__TEXTE À LIRE__
La Gazette des cinémas Utopia – Février / mars 1997

Je vous le dis tout cru, je ne sais pas par quel bout prendre les choses : j’ai tourné 77 fois 7 fois ma plume dans mon encrier, et j’ai une trouille terrible de ne pas savoir vous dire la beauté de ce film capital, cette extraordinaire douceur, cette fantastique tolérance, cette façon de se glisser sans rien déranger dans les pas incertains de ces autres, fragiles, douloureux et beaux qui nous inquiètent un peu et pourtant nous ressemblent. Comment vous donner envie d’y venir… Plus un film vous touche, plus il vous semble essentiel, et plus il est difficile de l’aborder.

__EXTRAIT DES DONNÉES__
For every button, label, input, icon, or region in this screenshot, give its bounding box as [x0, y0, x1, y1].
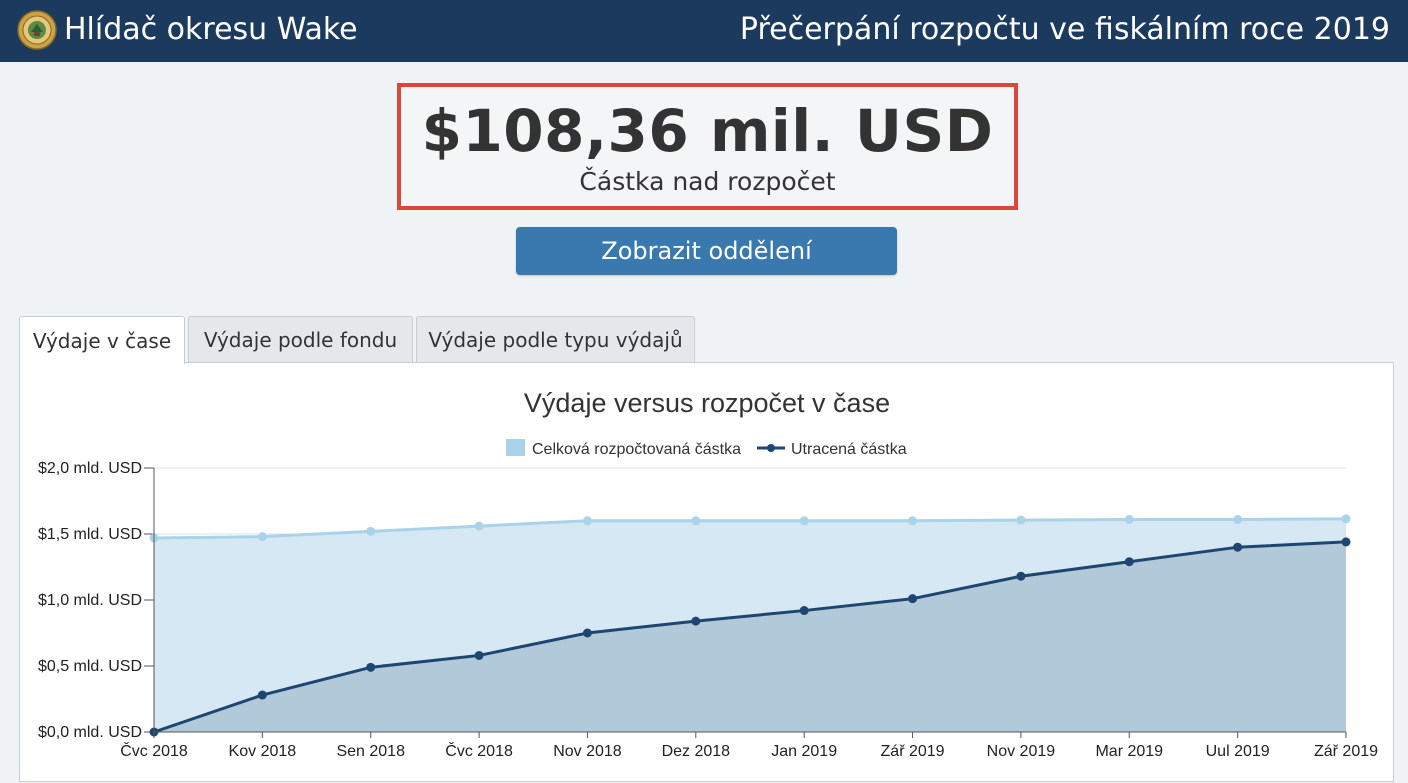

__TRAVAIL À PRODUIRE__
Poursuivez la critique de film en reprenant juste après sa dernière phrase.

__RÉSULTAT OBTENU__
Comment avec mes mots minables vous dire ces moments d’état de grâce où le temps semble ne plus nous être compté, les frémissements longs des arbres filmés avant l’orage, cette respiration unique des choses, cette capacité à capter en tout visage ce qui le rend touchant, aimable et beau… Et puis il y a cette confiance entre ceux qui sont filmés et ceux qui filment, qui transparaît dans les moindres des mots, et nous rend les personnages si bons à regarder, nous communique le désir de les entendre : « on est entre nous », dit l’un d’entre eux à la fin du film, parlant de cet endroit, et ajoute « et vous êtes entre nous, à present »… résumant ce sentiment de connivence qui nous est venu tout doucement. Le plan final est quasi le même que celui du début du film, mais notre regard a changé. C’est un drôle de cadeau, et Philibert un incroyable virtuose qui nous fait oublier qu’il y a pu avoir des contraintes techniques, une caméra… Croyez moi sur parole, nom d’une trottinette en bois! vous ne regretterez pas une seconde d’être venus goûter à La Moindre des choses.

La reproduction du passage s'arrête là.